■ REQUEST: Reproduce every line of the listing as written, apart from the pictures.

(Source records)
"""
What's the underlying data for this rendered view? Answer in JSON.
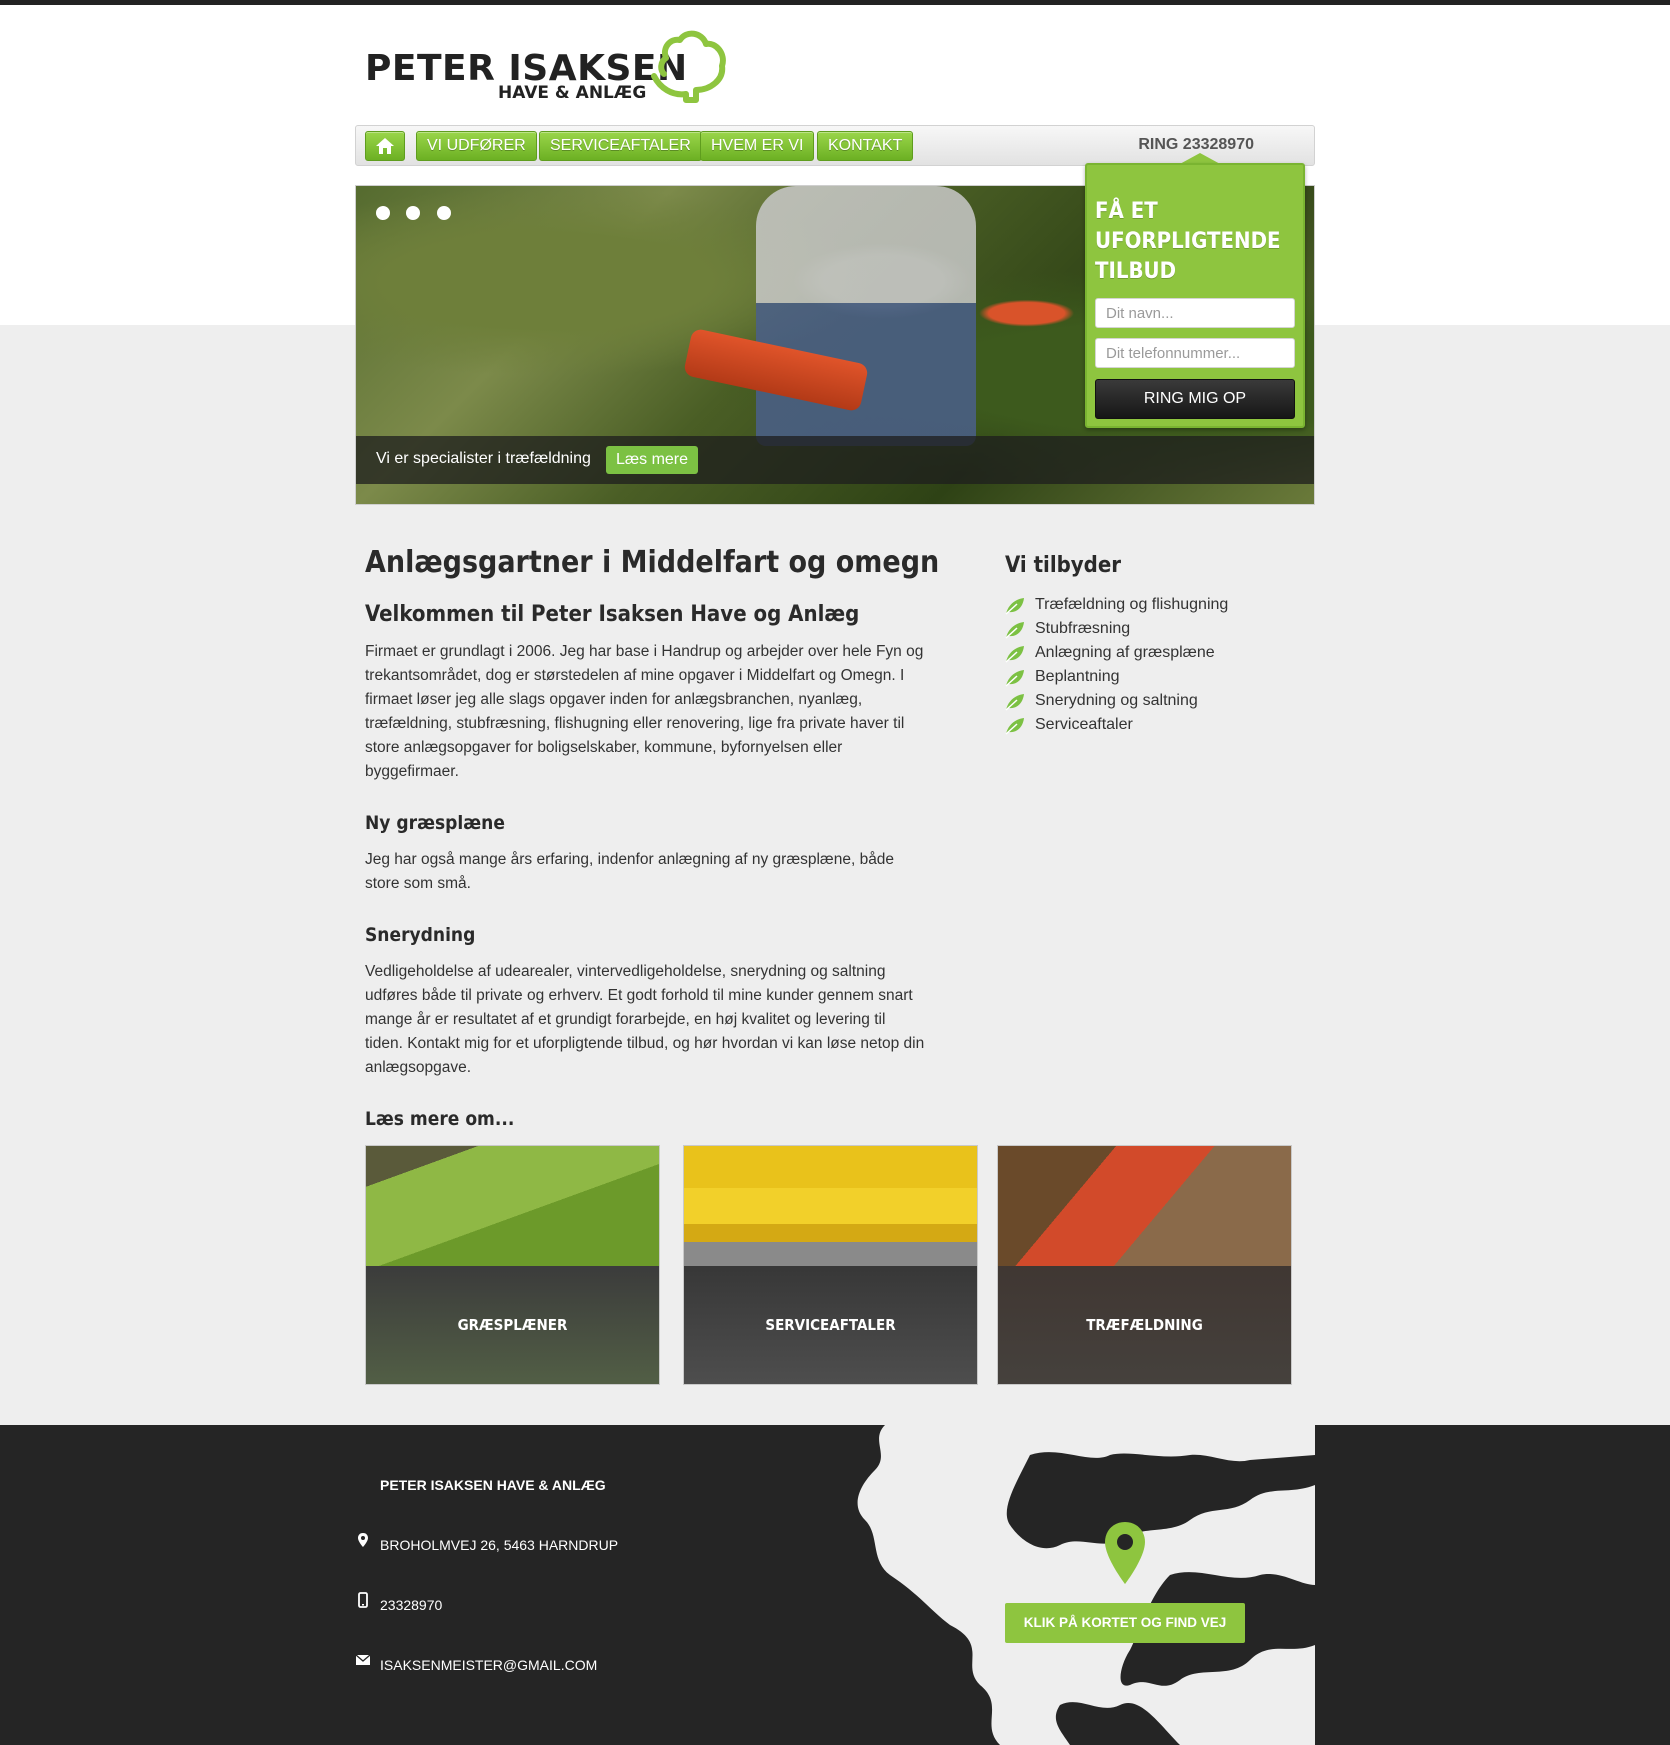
{
  "brand": {
    "name": "PETER ISAKSEN",
    "tagline": "HAVE & ANLÆG"
  },
  "nav": {
    "items": [
      {
        "label": "VI UDFØRER"
      },
      {
        "label": "SERVICEAFTALER"
      },
      {
        "label": "HVEM ER VI"
      },
      {
        "label": "KONTAKT"
      }
    ],
    "phone": "RING 23328970"
  },
  "hero": {
    "caption": "Vi er specialister i træfældning",
    "cta": "Læs mere"
  },
  "offer": {
    "title": "FÅ ET UFORPLIGTENDE TILBUD",
    "name_placeholder": "Dit navn...",
    "phone_placeholder": "Dit telefonnummer...",
    "button": "RING MIG OP"
  },
  "content": {
    "h1": "Anlægsgartner i Middelfart og omegn",
    "h2": "Velkommen til Peter Isaksen Have og Anlæg",
    "intro": "Firmaet er grundlagt i 2006. Jeg har base i Handrup og arbejder over hele Fyn og trekantsområdet, dog er størstedelen af mine opgaver i Middelfart og Omegn. I firmaet løser jeg alle slags opgaver inden for anlægsbranchen, nyanlæg, træfældning, stubfræsning, flishugning eller renovering, lige fra private haver til store anlægsopgaver for boligselskaber, kommune, byfornyelsen eller byggefirmaer.",
    "section1_title": "Ny græsplæne",
    "section1_text": "Jeg har også mange års erfaring, indenfor anlægning af ny græsplæne, både store som små.",
    "section2_title": "Snerydning",
    "section2_text": "Vedligeholdelse af udearealer, vintervedligeholdelse, snerydning og saltning udføres både til private og erhverv. Et godt forhold til mine kunder gennem snart mange år er resultatet af et grundigt forarbejde, en høj kvalitet og levering til tiden. Kontakt mig for et uforpligtende tilbud, og hør hvordan vi kan løse netop din anlægsopgave."
  },
  "sidebar": {
    "title": "Vi tilbyder",
    "items": [
      "Træfældning og flishugning",
      "Stubfræsning",
      "Anlægning af græsplæne",
      "Beplantning",
      "Snerydning og saltning",
      "Serviceaftaler"
    ]
  },
  "more": {
    "title": "Læs mere om...",
    "tiles": [
      {
        "label": "GRÆSPLÆNER"
      },
      {
        "label": "SERVICEAFTALER"
      },
      {
        "label": "TRÆFÆLDNING"
      }
    ]
  },
  "footer": {
    "company": "PETER ISAKSEN HAVE & ANLÆG",
    "address": "BROHOLMVEJ 26, 5463 HARNDRUP",
    "phone": "23328970",
    "email": "ISAKSENMEISTER@GMAIL.COM",
    "map_button": "KLIK PÅ KORTET OG FIND VEJ"
  },
  "colors": {
    "accent": "#8ec53f",
    "dark": "#252525",
    "background": "#eeeeee"
  },
  "icons": [
    "home-icon",
    "leaf-icon",
    "map-pin-icon",
    "phone-icon",
    "mail-icon",
    "location-icon",
    "tree-logo-icon"
  ]
}
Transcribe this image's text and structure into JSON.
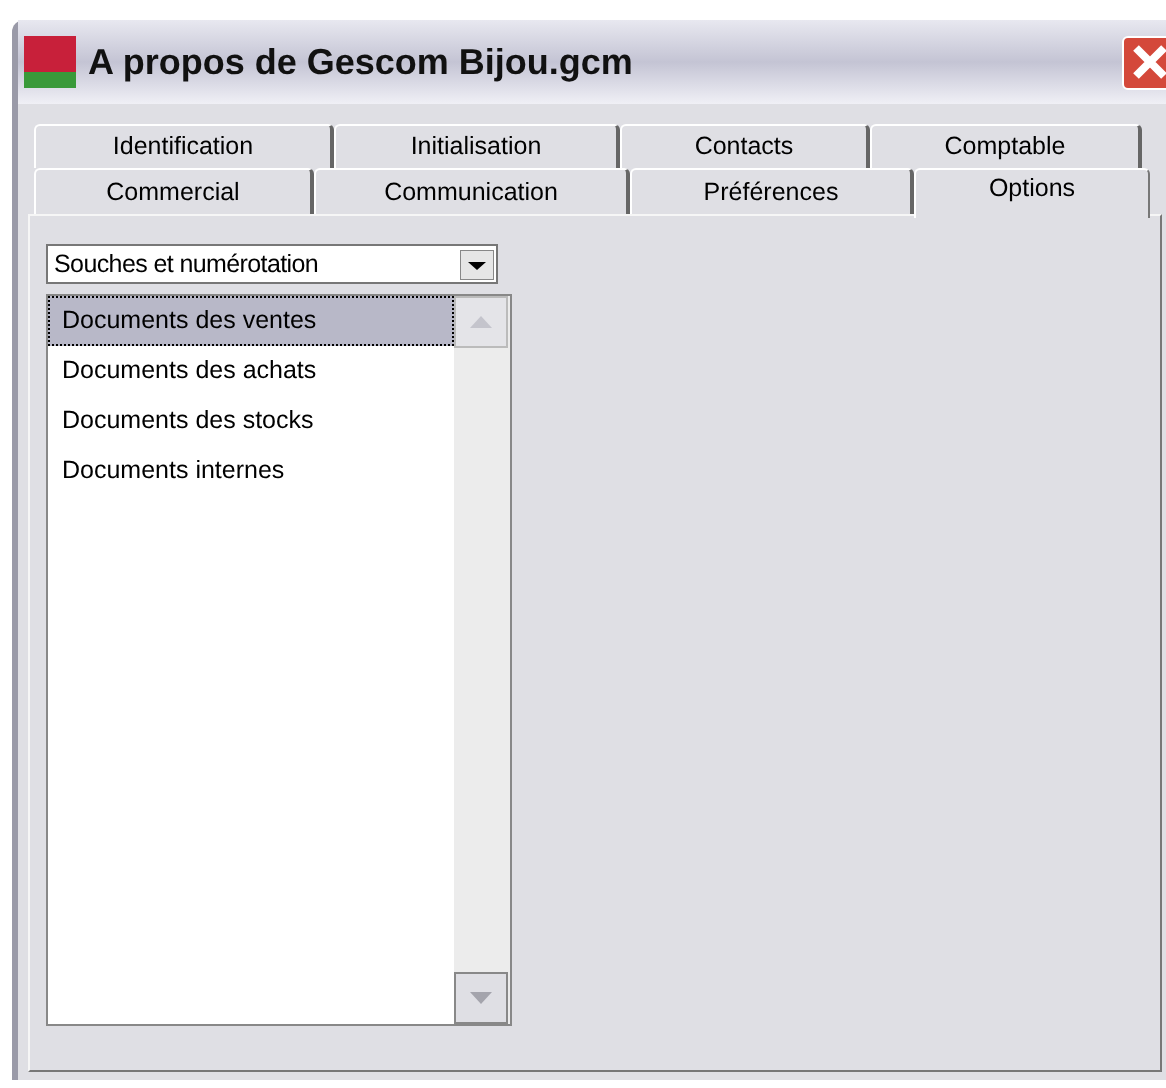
{
  "window": {
    "title": "A propos de Gescom Bijou.gcm"
  },
  "tab_rows": [
    [
      {
        "label": "Identification",
        "selected": false
      },
      {
        "label": "Initialisation",
        "selected": false
      },
      {
        "label": "Contacts",
        "selected": false
      },
      {
        "label": "Comptable",
        "selected": false
      }
    ],
    [
      {
        "label": "Commercial",
        "selected": false
      },
      {
        "label": "Communication",
        "selected": false
      },
      {
        "label": "Préférences",
        "selected": false
      },
      {
        "label": "Options",
        "selected": true
      }
    ]
  ],
  "dropdown": {
    "value": "Souches et numérotation"
  },
  "list": {
    "items": [
      {
        "label": "Documents des ventes",
        "selected": true
      },
      {
        "label": "Documents des achats",
        "selected": false
      },
      {
        "label": "Documents des stocks",
        "selected": false
      },
      {
        "label": "Documents internes",
        "selected": false
      }
    ]
  }
}
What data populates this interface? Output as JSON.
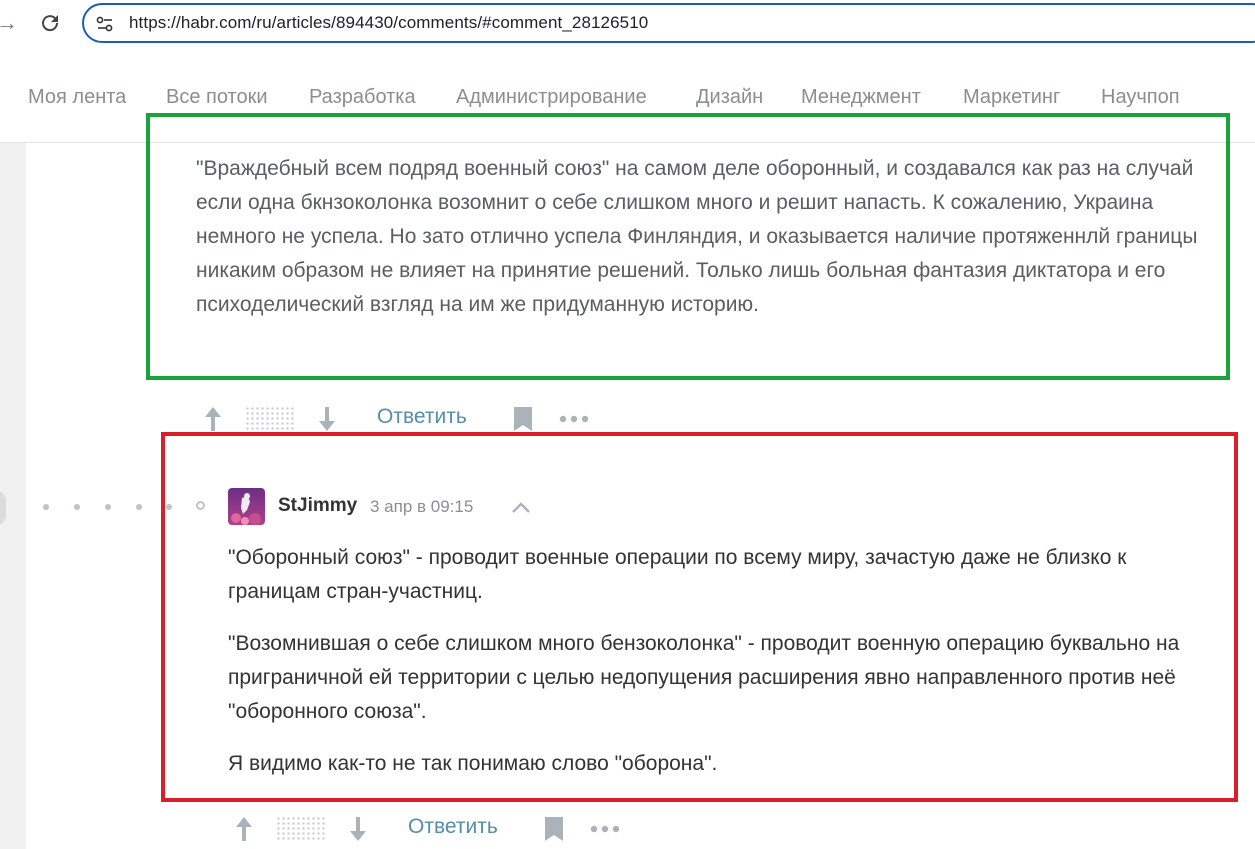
"""
■ WRITTEN ANSWER:
What's the underlying data for this rendered view? Answer in JSON.
{
  "brand": {
    "name": "PETER ISAKSEN",
    "tagline": "HAVE & ANLÆG"
  },
  "nav": {
    "items": [
      {
        "label": "VI UDFØRER"
      },
      {
        "label": "SERVICEAFTALER"
      },
      {
        "label": "HVEM ER VI"
      },
      {
        "label": "KONTAKT"
      }
    ],
    "phone": "RING 23328970"
  },
  "hero": {
    "caption": "Vi er specialister i træfældning",
    "cta": "Læs mere"
  },
  "offer": {
    "title": "FÅ ET UFORPLIGTENDE TILBUD",
    "name_placeholder": "Dit navn...",
    "phone_placeholder": "Dit telefonnummer...",
    "button": "RING MIG OP"
  },
  "content": {
    "h1": "Anlægsgartner i Middelfart og omegn",
    "h2": "Velkommen til Peter Isaksen Have og Anlæg",
    "intro": "Firmaet er grundlagt i 2006. Jeg har base i Handrup og arbejder over hele Fyn og trekantsområdet, dog er størstedelen af mine opgaver i Middelfart og Omegn. I firmaet løser jeg alle slags opgaver inden for anlægsbranchen, nyanlæg, træfældning, stubfræsning, flishugning eller renovering, lige fra private haver til store anlægsopgaver for boligselskaber, kommune, byfornyelsen eller byggefirmaer.",
    "section1_title": "Ny græsplæne",
    "section1_text": "Jeg har også mange års erfaring, indenfor anlægning af ny græsplæne, både store som små.",
    "section2_title": "Snerydning",
    "section2_text": "Vedligeholdelse af udearealer, vintervedligeholdelse, snerydning og saltning udføres både til private og erhverv. Et godt forhold til mine kunder gennem snart mange år er resultatet af et grundigt forarbejde, en høj kvalitet og levering til tiden. Kontakt mig for et uforpligtende tilbud, og hør hvordan vi kan løse netop din anlægsopgave."
  },
  "sidebar": {
    "title": "Vi tilbyder",
    "items": [
      "Træfældning og flishugning",
      "Stubfræsning",
      "Anlægning af græsplæne",
      "Beplantning",
      "Snerydning og saltning",
      "Serviceaftaler"
    ]
  },
  "more": {
    "title": "Læs mere om...",
    "tiles": [
      {
        "label": "GRÆSPLÆNER"
      },
      {
        "label": "SERVICEAFTALER"
      },
      {
        "label": "TRÆFÆLDNING"
      }
    ]
  },
  "footer": {
    "company": "PETER ISAKSEN HAVE & ANLÆG",
    "address": "BROHOLMVEJ 26, 5463 HARNDRUP",
    "phone": "23328970",
    "email": "ISAKSENMEISTER@GMAIL.COM",
    "map_button": "KLIK PÅ KORTET OG FIND VEJ"
  },
  "colors": {
    "accent": "#8ec53f",
    "dark": "#252525",
    "background": "#eeeeee"
  },
  "icons": [
    "home-icon",
    "leaf-icon",
    "map-pin-icon",
    "phone-icon",
    "mail-icon",
    "location-icon",
    "tree-logo-icon"
  ]
}
Transcribe this image's text and structure into JSON.
{
  "window": {
    "title": "A propos de Gescom Bijou.gcm"
  },
  "tab_rows": [
    [
      {
        "label": "Identification",
        "selected": false
      },
      {
        "label": "Initialisation",
        "selected": false
      },
      {
        "label": "Contacts",
        "selected": false
      },
      {
        "label": "Comptable",
        "selected": false
      }
    ],
    [
      {
        "label": "Commercial",
        "selected": false
      },
      {
        "label": "Communication",
        "selected": false
      },
      {
        "label": "Préférences",
        "selected": false
      },
      {
        "label": "Options",
        "selected": true
      }
    ]
  ],
  "dropdown": {
    "value": "Souches et numérotation"
  },
  "list": {
    "items": [
      {
        "label": "Documents des ventes",
        "selected": true
      },
      {
        "label": "Documents des achats",
        "selected": false
      },
      {
        "label": "Documents des stocks",
        "selected": false
      },
      {
        "label": "Documents internes",
        "selected": false
      }
    ]
  }
}
What data populates this interface? Output as JSON.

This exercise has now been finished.